REQUIRED TASK: Lay out the lines of the material below as a Markdown table with the columns Row and Line, starting at the line that contains "row-number: 7.: [559, 584, 578, 606]" and ending at the line that contains "dialogue-text: is it?: [305, 850, 353, 871]", both included. Leave out any blank lines.

--- BEGIN RECORD LIST ---

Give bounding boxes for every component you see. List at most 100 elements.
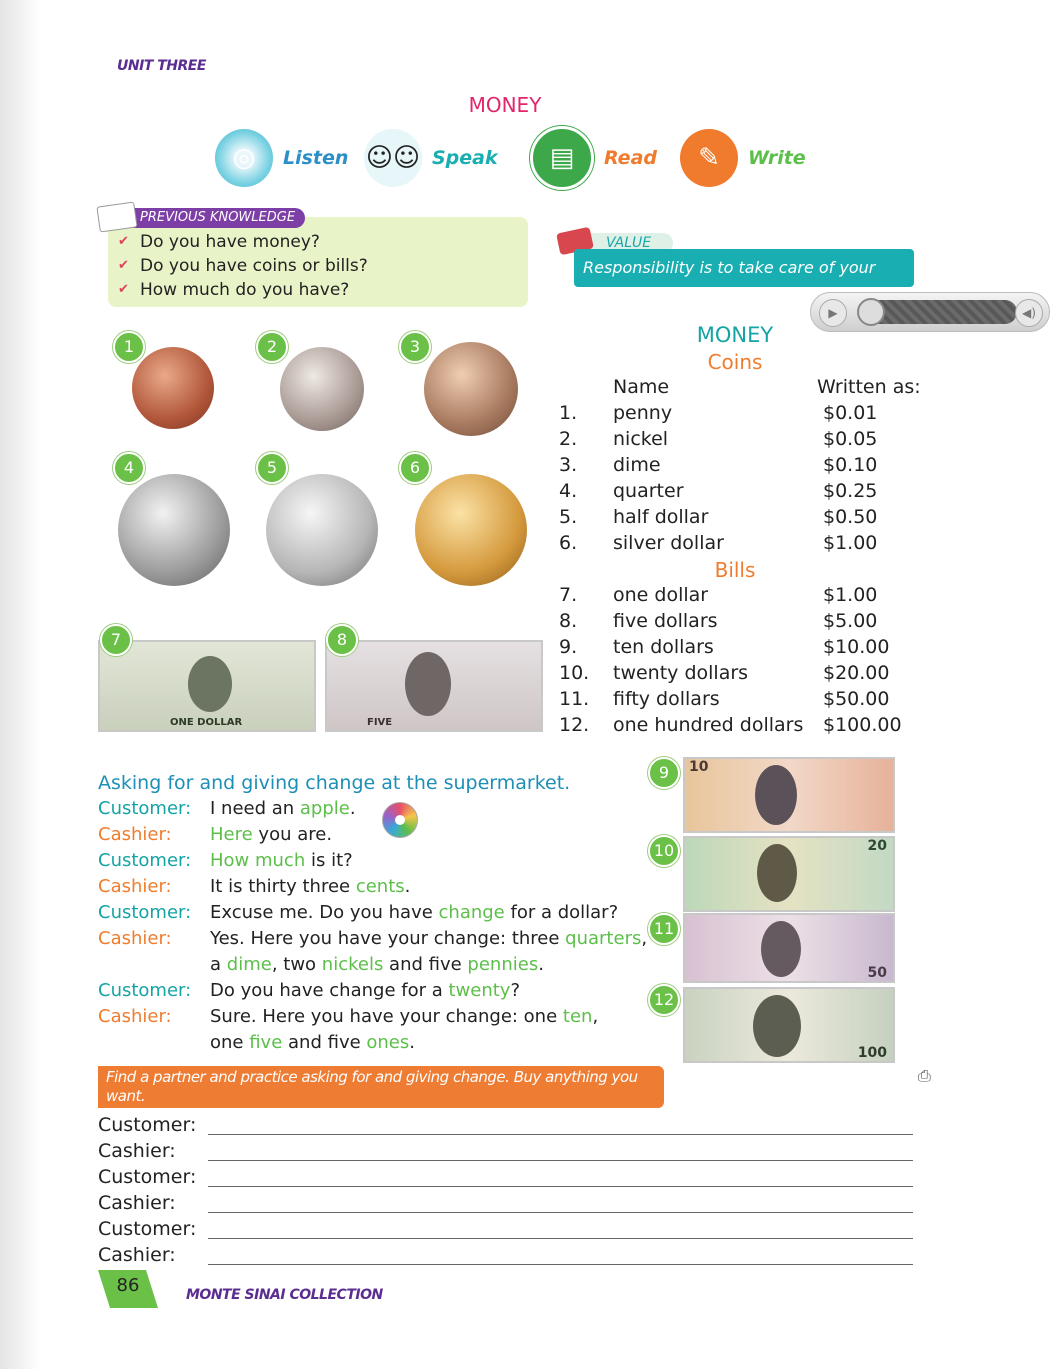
row-number: 7.: [559, 584, 578, 606]
vocabulary-word: change: [438, 902, 505, 923]
cd-icon: ◎: [215, 129, 273, 187]
one-dollar-bill-image: ONE DOLLAR: [98, 640, 316, 732]
page-number: 86: [98, 1270, 158, 1308]
image-number: 10: [648, 835, 680, 867]
dialogue-line: a dime, two nickels and five pennies.: [210, 954, 544, 975]
money-value: $50.00: [823, 688, 890, 710]
skill-label: Read: [604, 147, 657, 169]
practice-line[interactable]: [208, 1186, 913, 1187]
portrait: [761, 921, 801, 977]
list-item: ✔ Do you have money?: [118, 232, 320, 252]
money-name: penny: [613, 402, 673, 424]
practice-line[interactable]: [208, 1160, 913, 1161]
dialogue-text: Yes. Here you have your change: three: [210, 928, 566, 949]
row-number: 2.: [559, 428, 578, 450]
list-item: ✔ Do you have coins or bills?: [118, 256, 368, 276]
dialogue-line: It is thirty three cents.: [210, 876, 410, 897]
dialogue-line: Do you have change for a twenty?: [210, 980, 520, 1001]
portrait: [753, 995, 801, 1057]
vocabulary-word: dime: [226, 954, 272, 975]
nickel-image: [424, 342, 518, 436]
hundred-dollar-bill-image: 100: [683, 987, 895, 1063]
dialogue-text: and five: [383, 954, 468, 975]
image-number: 8: [326, 624, 358, 656]
bill-label: ONE DOLLAR: [170, 717, 243, 728]
money-name: quarter: [613, 480, 684, 502]
dialogue-text: I need an: [210, 798, 300, 819]
row-number: 9.: [559, 636, 578, 658]
speaker-label: Customer:: [98, 798, 192, 819]
dialogue-text: .: [404, 876, 411, 897]
collection-name: MONTE SINAI COLLECTION: [186, 1287, 383, 1303]
quarter-image: [118, 474, 230, 586]
practice-line[interactable]: [208, 1134, 913, 1135]
practice-label: Cashier:: [98, 1140, 176, 1162]
check-icon: ✔: [118, 258, 129, 273]
skill-listen: ◎ Listen: [215, 128, 348, 188]
money-value: $0.25: [823, 480, 878, 502]
vocabulary-word: ones: [366, 1032, 410, 1053]
cd-audio-icon[interactable]: [382, 802, 418, 838]
printer-icon[interactable]: ⎙: [918, 1066, 931, 1086]
practice-line[interactable]: [208, 1238, 913, 1239]
vocabulary-word: ten: [562, 1006, 593, 1027]
audio-progress-knob[interactable]: [857, 298, 885, 326]
skill-label: Listen: [283, 147, 349, 169]
image-number: 11: [648, 913, 680, 945]
dialogue-text: is it?: [305, 850, 353, 871]
dialogue-heading: Asking for and giving change at the supe…: [98, 772, 571, 794]
image-number: 9: [648, 757, 680, 789]
bill-label: FIVE: [367, 717, 393, 728]
money-value: $1.00: [823, 584, 878, 606]
practice-label: Cashier:: [98, 1244, 176, 1266]
row-number: 3.: [559, 454, 578, 476]
dialogue-text: Sure. Here you have your change: one: [210, 1006, 563, 1027]
column-header-written: Written as:: [817, 376, 921, 398]
dialogue-text: It is thirty three: [210, 876, 356, 897]
half-dollar-image: [266, 474, 378, 586]
skill-speak: ☺☺ Speak: [364, 128, 498, 188]
dialogue-text: and five: [282, 1032, 367, 1053]
row-number: 11.: [559, 688, 590, 710]
money-name: twenty dollars: [613, 662, 749, 684]
skill-read: ▤ Read: [530, 126, 657, 190]
bill-label: 50: [867, 965, 887, 981]
column-header-name: Name: [613, 376, 670, 398]
dialogue-text: .: [349, 798, 356, 819]
practice-line[interactable]: [208, 1212, 913, 1213]
dialogue-text: Do you have change for a: [210, 980, 449, 1001]
speaker-label: Cashier:: [98, 1006, 172, 1027]
money-value: $5.00: [823, 610, 878, 632]
penny-image: [132, 347, 214, 429]
money-value: $10.00: [823, 636, 890, 658]
vocabulary-word: nickels: [321, 954, 384, 975]
bill-label: 100: [857, 1045, 887, 1061]
dialogue-line: one five and five ones.: [210, 1032, 415, 1053]
practice-label: Customer:: [98, 1114, 197, 1136]
dialogue-line: How much is it?: [210, 850, 353, 871]
previous-knowledge-list: ✔ Do you have money? ✔ Do you have coins o…: [118, 230, 368, 302]
vocabulary-word: pennies: [467, 954, 539, 975]
page-title: MONEY: [468, 93, 542, 117]
money-name: fifty dollars: [613, 688, 720, 710]
money-name: one hundred dollars: [613, 714, 804, 736]
money-name: half dollar: [613, 506, 709, 528]
speaker-label: Cashier:: [98, 824, 172, 845]
dialogue-text: , two: [271, 954, 322, 975]
dialogue-text: a: [210, 954, 227, 975]
vocabulary-word: Here: [210, 824, 253, 845]
dialogue-text: for a dollar?: [504, 902, 619, 923]
practice-line[interactable]: [208, 1264, 913, 1265]
image-number: 12: [648, 984, 680, 1016]
dime-image: [280, 347, 364, 431]
practice-label: Customer:: [98, 1166, 197, 1188]
money-value: $1.00: [823, 532, 878, 554]
image-number: 5: [256, 452, 288, 484]
portrait: [757, 844, 797, 902]
volume-button[interactable]: ◀): [1015, 299, 1043, 327]
speaker-label: Customer:: [98, 902, 192, 923]
bills-heading: Bills: [714, 558, 756, 582]
five-dollar-bill-image: FIVE: [325, 640, 543, 732]
open-book-icon: [96, 201, 138, 233]
twenty-dollar-bill-image: 20: [683, 836, 895, 912]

--- END RECORD LIST ---

OUTPUT OF THE EXERCISE:
| Row | Line |
|---|---|
| 1 | row-number: 7.: [559, 584, 578, 606] |
| 2 | vocabulary-word: change: [438, 902, 505, 923] |
| 3 | cd-icon: ◎: [215, 129, 273, 187] |
| 4 | one-dollar-bill-image: ONE DOLLAR: [98, 640, 316, 732] |
| 5 | page-number: 86: [98, 1270, 158, 1308] |
| 6 | image-number: 10: [648, 835, 680, 867] |
| 7 | dialogue-line: a dime, two nickels and five pennies.: [210, 954, 544, 975] |
| 8 | money-value: $50.00: [823, 688, 890, 710] |
| 9 | skill-label: Read: [604, 147, 657, 169] |
| 10 | practice-line[interactable]: [208, 1186, 913, 1187] |
| 11 | portrait: [761, 921, 801, 977] |
| 12 | list-item: ✔ Do you have money?: [118, 232, 320, 252] |
| 13 | money-name: penny: [613, 402, 673, 424] |
| 14 | practice-line[interactable]: [208, 1160, 913, 1161] |
| 15 | dialogue-text: Yes. Here you have your change: three: [210, 928, 566, 949] |
| 16 | row-number: 2.: [559, 428, 578, 450] |
| 17 | list-item: ✔ Do you have coins or bills?: [118, 256, 368, 276] |
| 18 | dialogue-line: It is thirty three cents.: [210, 876, 410, 897] |
| 19 | dialogue-line: Do you have change for a twenty?: [210, 980, 520, 1001] |
| 20 | portrait: [753, 995, 801, 1057] |
| 21 | vocabulary-word: dime: [226, 954, 272, 975] |
| 22 | nickel-image: [424, 342, 518, 436] |
| 23 | hundred-dollar-bill-image: 100: [683, 987, 895, 1063] |
| 24 | dialogue-text: and five: [383, 954, 468, 975] |
| 25 | image-number: 8: [326, 624, 358, 656] |
| 26 | bill-label: ONE DOLLAR: [170, 717, 243, 728] |
| 27 | money-name: quarter: [613, 480, 684, 502] |
| 28 | dialogue-text: I need an: [210, 798, 300, 819] |
| 29 | row-number: 9.: [559, 636, 578, 658] |
| 30 | speaker-label: Customer:: [98, 798, 192, 819] |
| 31 | dialogue-text: .: [404, 876, 411, 897] |
| 32 | collection-name: MONTE SINAI COLLECTION: [186, 1287, 383, 1303] |
| 33 | quarter-image: [118, 474, 230, 586] |
| 34 | practice-line[interactable]: [208, 1134, 913, 1135] |
| 35 | practice-label: Cashier:: [98, 1140, 176, 1162] |
| 36 | check-icon: ✔: [118, 258, 129, 273] |
| 37 | skill-listen: ◎ Listen: [215, 128, 348, 188] |
| 38 | money-value: $0.25: [823, 480, 878, 502] |
| 39 | vocabulary-word: ones: [366, 1032, 410, 1053] |
| 40 | cd-audio-icon[interactable]: [382, 802, 418, 838] |
| 41 | printer-icon[interactable]: ⎙: [918, 1066, 931, 1086] |
| 42 | practice-line[interactable]: [208, 1238, 913, 1239] |
| 43 | vocabulary-word: ten: [562, 1006, 593, 1027] |
| 44 | audio-progress-knob[interactable]: [857, 298, 885, 326] |
| 45 | skill-label: Listen: [283, 147, 349, 169] |
| 46 | image-number: 11: [648, 913, 680, 945] |
| 47 | dialogue-text: is it?: [305, 850, 353, 871] |